[Data items]
>> START
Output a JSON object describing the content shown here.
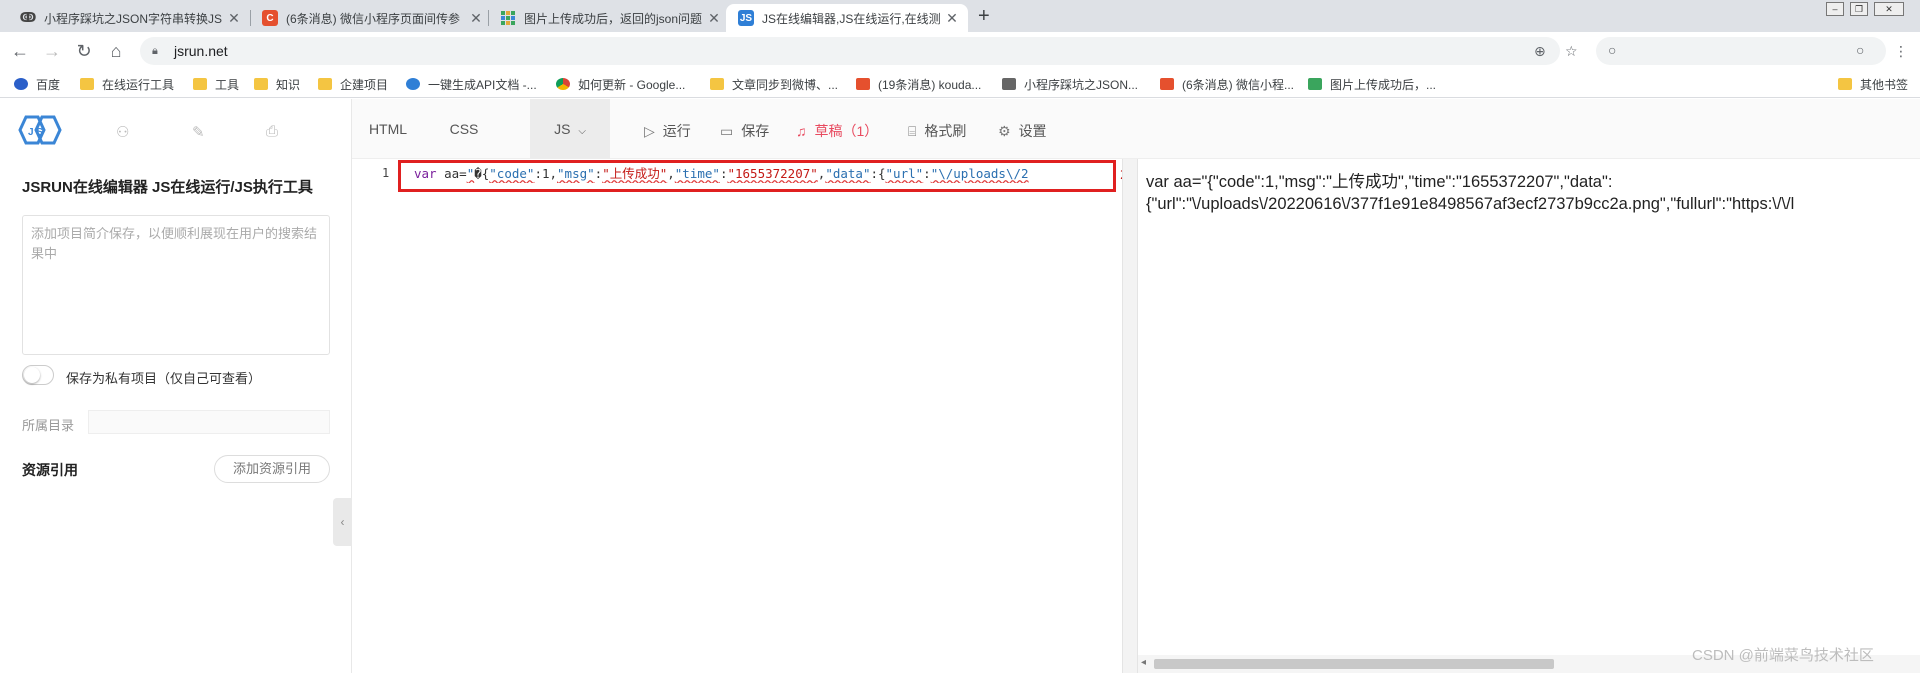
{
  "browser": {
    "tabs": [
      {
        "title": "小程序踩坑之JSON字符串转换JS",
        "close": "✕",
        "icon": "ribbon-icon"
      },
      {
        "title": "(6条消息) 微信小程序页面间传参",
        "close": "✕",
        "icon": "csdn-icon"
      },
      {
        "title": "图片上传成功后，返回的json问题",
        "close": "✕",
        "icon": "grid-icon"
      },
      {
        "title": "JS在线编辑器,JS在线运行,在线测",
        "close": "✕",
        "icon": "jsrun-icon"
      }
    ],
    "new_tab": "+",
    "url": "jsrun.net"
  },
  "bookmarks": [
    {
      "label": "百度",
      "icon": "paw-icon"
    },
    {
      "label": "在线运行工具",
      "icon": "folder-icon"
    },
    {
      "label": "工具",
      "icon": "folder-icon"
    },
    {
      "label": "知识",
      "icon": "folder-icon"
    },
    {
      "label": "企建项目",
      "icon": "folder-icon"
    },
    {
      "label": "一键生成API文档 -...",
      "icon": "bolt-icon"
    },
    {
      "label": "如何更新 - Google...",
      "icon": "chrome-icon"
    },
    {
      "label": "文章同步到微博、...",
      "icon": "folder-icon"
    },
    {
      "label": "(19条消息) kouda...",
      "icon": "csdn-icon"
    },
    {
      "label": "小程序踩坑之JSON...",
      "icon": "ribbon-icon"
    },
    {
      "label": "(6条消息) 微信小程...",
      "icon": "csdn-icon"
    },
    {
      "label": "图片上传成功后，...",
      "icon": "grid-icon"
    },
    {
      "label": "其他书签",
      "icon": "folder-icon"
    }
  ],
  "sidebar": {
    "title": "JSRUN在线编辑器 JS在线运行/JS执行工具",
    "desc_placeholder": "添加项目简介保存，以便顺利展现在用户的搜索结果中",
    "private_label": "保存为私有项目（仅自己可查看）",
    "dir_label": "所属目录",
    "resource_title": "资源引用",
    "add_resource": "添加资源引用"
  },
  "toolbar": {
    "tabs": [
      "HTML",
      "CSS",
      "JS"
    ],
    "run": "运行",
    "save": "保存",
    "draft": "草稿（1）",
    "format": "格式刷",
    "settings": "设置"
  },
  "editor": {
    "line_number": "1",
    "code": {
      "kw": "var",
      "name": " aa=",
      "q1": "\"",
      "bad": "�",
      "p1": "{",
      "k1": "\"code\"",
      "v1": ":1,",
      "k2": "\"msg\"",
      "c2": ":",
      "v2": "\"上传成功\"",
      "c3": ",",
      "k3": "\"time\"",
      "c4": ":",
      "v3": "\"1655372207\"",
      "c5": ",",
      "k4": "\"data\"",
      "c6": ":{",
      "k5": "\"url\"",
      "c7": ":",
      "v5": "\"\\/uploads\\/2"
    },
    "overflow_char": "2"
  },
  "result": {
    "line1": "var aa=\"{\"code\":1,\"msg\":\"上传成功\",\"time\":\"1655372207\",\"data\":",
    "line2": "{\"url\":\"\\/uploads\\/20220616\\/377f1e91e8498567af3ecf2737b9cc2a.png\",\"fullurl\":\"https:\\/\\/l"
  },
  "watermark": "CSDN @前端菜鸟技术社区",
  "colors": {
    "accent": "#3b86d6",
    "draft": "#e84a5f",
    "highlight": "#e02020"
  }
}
>> END
→ DIRECTIONS: Replicate the material above verbatim; images stay out of the copy.

→ SOLUTION TO THIS EXERCISE:
Output a JSON object describing the content shown here.
{
  "browser": {
    "tabs": [
      {
        "title": "小程序踩坑之JSON字符串转换JS",
        "close": "✕",
        "icon": "ribbon-icon"
      },
      {
        "title": "(6条消息) 微信小程序页面间传参",
        "close": "✕",
        "icon": "csdn-icon"
      },
      {
        "title": "图片上传成功后，返回的json问题",
        "close": "✕",
        "icon": "grid-icon"
      },
      {
        "title": "JS在线编辑器,JS在线运行,在线测",
        "close": "✕",
        "icon": "jsrun-icon"
      }
    ],
    "new_tab": "+",
    "url": "jsrun.net"
  },
  "bookmarks": [
    {
      "label": "百度",
      "icon": "paw-icon"
    },
    {
      "label": "在线运行工具",
      "icon": "folder-icon"
    },
    {
      "label": "工具",
      "icon": "folder-icon"
    },
    {
      "label": "知识",
      "icon": "folder-icon"
    },
    {
      "label": "企建项目",
      "icon": "folder-icon"
    },
    {
      "label": "一键生成API文档 -...",
      "icon": "bolt-icon"
    },
    {
      "label": "如何更新 - Google...",
      "icon": "chrome-icon"
    },
    {
      "label": "文章同步到微博、...",
      "icon": "folder-icon"
    },
    {
      "label": "(19条消息) kouda...",
      "icon": "csdn-icon"
    },
    {
      "label": "小程序踩坑之JSON...",
      "icon": "ribbon-icon"
    },
    {
      "label": "(6条消息) 微信小程...",
      "icon": "csdn-icon"
    },
    {
      "label": "图片上传成功后，...",
      "icon": "grid-icon"
    },
    {
      "label": "其他书签",
      "icon": "folder-icon"
    }
  ],
  "sidebar": {
    "title": "JSRUN在线编辑器 JS在线运行/JS执行工具",
    "desc_placeholder": "添加项目简介保存，以便顺利展现在用户的搜索结果中",
    "private_label": "保存为私有项目（仅自己可查看）",
    "dir_label": "所属目录",
    "resource_title": "资源引用",
    "add_resource": "添加资源引用"
  },
  "toolbar": {
    "tabs": [
      "HTML",
      "CSS",
      "JS"
    ],
    "run": "运行",
    "save": "保存",
    "draft": "草稿（1）",
    "format": "格式刷",
    "settings": "设置"
  },
  "editor": {
    "line_number": "1",
    "code": {
      "kw": "var",
      "name": " aa=",
      "q1": "\"",
      "bad": "�",
      "p1": "{",
      "k1": "\"code\"",
      "v1": ":1,",
      "k2": "\"msg\"",
      "c2": ":",
      "v2": "\"上传成功\"",
      "c3": ",",
      "k3": "\"time\"",
      "c4": ":",
      "v3": "\"1655372207\"",
      "c5": ",",
      "k4": "\"data\"",
      "c6": ":{",
      "k5": "\"url\"",
      "c7": ":",
      "v5": "\"\\/uploads\\/2"
    },
    "overflow_char": "2"
  },
  "result": {
    "line1": "var aa=\"{\"code\":1,\"msg\":\"上传成功\",\"time\":\"1655372207\",\"data\":",
    "line2": "{\"url\":\"\\/uploads\\/20220616\\/377f1e91e8498567af3ecf2737b9cc2a.png\",\"fullurl\":\"https:\\/\\/l"
  },
  "watermark": "CSDN @前端菜鸟技术社区",
  "colors": {
    "accent": "#3b86d6",
    "draft": "#e84a5f",
    "highlight": "#e02020"
  }
}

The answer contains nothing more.